• _LISTED RECORDS_:
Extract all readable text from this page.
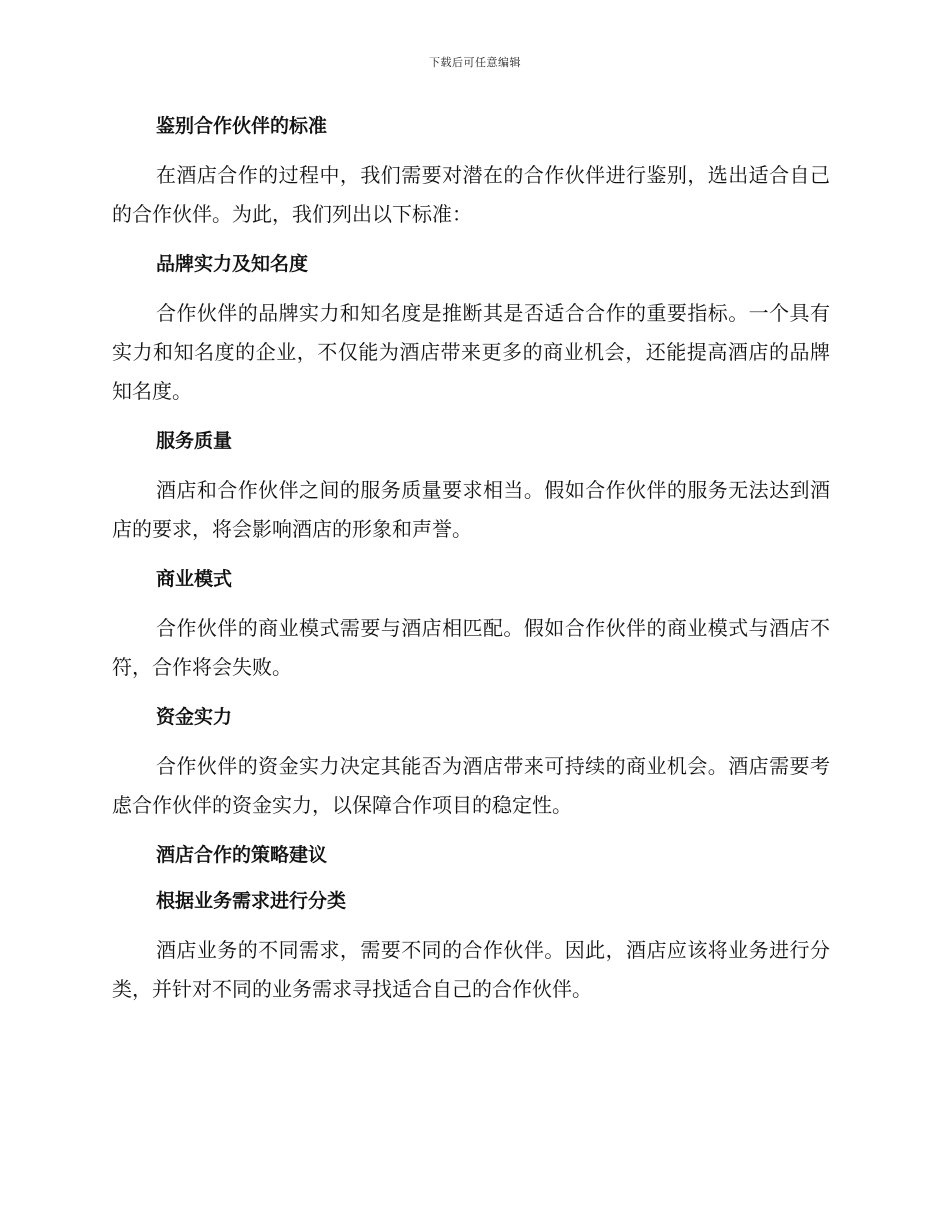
下载后可任意编辑
鉴别合作伙伴的标准
在酒店合作的过程中，我们需要对潜在的合作伙伴进行鉴别，选出适合自己的合作伙伴。为此，我们列出以下标准：
品牌实力及知名度
合作伙伴的品牌实力和知名度是推断其是否适合合作的重要指标。一个具有实力和知名度的企业，不仅能为酒店带来更多的商业机会，还能提高酒店的品牌知名度。
服务质量
酒店和合作伙伴之间的服务质量要求相当。假如合作伙伴的服务无法达到酒店的要求，将会影响酒店的形象和声誉。
商业模式
合作伙伴的商业模式需要与酒店相匹配。假如合作伙伴的商业模式与酒店不符，合作将会失败。
资金实力
合作伙伴的资金实力决定其能否为酒店带来可持续的商业机会。酒店需要考虑合作伙伴的资金实力，以保障合作项目的稳定性。
酒店合作的策略建议
根据业务需求进行分类
酒店业务的不同需求，需要不同的合作伙伴。因此，酒店应该将业务进行分类，并针对不同的业务需求寻找适合自己的合作伙伴。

• _TASK TO CARRY OUT_:
Output the data above without changes, apart from leaving out the pictures.

• _EXERCISE OUTPUT_:
Extract all readable text from this page.
下载后可任意编辑
鉴别合作伙伴的标准
在酒店合作的过程中，我们需要对潜在的合作伙伴进行鉴别，选出适合自己的合作伙伴。为此，我们列出以下标准：
品牌实力及知名度
合作伙伴的品牌实力和知名度是推断其是否适合合作的重要指标。一个具有实力和知名度的企业，不仅能为酒店带来更多的商业机会，还能提高酒店的品牌知名度。
服务质量
酒店和合作伙伴之间的服务质量要求相当。假如合作伙伴的服务无法达到酒店的要求，将会影响酒店的形象和声誉。
商业模式
合作伙伴的商业模式需要与酒店相匹配。假如合作伙伴的商业模式与酒店不符，合作将会失败。
资金实力
合作伙伴的资金实力决定其能否为酒店带来可持续的商业机会。酒店需要考虑合作伙伴的资金实力，以保障合作项目的稳定性。
酒店合作的策略建议
根据业务需求进行分类
酒店业务的不同需求，需要不同的合作伙伴。因此，酒店应该将业务进行分类，并针对不同的业务需求寻找适合自己的合作伙伴。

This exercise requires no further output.